▶ [WHAT YOU HAVE TO DO]:
Tally every line of the listing where the string "Ammonium" is found, and state the total alone.

◇ ◇ ◇ ◇ ◇

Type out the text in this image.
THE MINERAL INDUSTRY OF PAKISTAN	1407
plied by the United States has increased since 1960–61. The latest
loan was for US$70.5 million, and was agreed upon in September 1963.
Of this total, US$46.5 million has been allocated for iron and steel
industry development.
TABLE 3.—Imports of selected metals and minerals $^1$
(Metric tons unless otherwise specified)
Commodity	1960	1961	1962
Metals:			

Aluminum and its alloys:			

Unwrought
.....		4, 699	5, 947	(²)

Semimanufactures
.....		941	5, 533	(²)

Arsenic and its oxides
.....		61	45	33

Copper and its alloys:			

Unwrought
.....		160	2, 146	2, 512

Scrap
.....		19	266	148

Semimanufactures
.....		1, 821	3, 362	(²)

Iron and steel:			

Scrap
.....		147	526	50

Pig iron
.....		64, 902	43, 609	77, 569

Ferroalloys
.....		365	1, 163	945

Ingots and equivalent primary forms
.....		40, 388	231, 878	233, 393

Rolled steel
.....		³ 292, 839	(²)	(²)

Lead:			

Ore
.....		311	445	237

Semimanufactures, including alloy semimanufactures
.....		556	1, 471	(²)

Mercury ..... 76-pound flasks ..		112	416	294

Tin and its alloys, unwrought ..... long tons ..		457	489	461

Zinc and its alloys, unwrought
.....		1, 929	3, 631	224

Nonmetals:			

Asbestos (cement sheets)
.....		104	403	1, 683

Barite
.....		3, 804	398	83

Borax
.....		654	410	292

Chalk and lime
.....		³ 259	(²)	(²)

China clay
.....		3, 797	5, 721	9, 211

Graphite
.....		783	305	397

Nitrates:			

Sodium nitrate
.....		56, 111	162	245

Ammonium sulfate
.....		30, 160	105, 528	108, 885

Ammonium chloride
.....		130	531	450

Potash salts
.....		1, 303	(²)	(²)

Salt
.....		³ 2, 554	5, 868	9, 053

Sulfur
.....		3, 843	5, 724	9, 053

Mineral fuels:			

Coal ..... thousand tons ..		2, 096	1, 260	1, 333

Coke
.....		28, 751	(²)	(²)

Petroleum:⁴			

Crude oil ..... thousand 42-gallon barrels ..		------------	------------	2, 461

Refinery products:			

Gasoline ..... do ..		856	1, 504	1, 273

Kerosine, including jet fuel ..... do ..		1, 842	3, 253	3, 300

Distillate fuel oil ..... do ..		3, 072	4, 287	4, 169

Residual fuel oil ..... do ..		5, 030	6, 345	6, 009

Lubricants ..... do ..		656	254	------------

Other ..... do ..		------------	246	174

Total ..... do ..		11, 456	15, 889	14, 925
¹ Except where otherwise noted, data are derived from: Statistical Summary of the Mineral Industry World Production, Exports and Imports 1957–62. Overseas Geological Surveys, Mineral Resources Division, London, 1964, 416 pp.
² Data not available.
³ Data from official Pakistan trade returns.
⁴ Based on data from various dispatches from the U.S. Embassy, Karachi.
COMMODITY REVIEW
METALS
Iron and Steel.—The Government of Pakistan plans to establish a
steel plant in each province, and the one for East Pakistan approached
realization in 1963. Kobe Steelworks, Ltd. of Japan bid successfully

◇ ◇ ◇ ◇ ◇

▶ [RESULT FOR THIS EXERCISE]:
2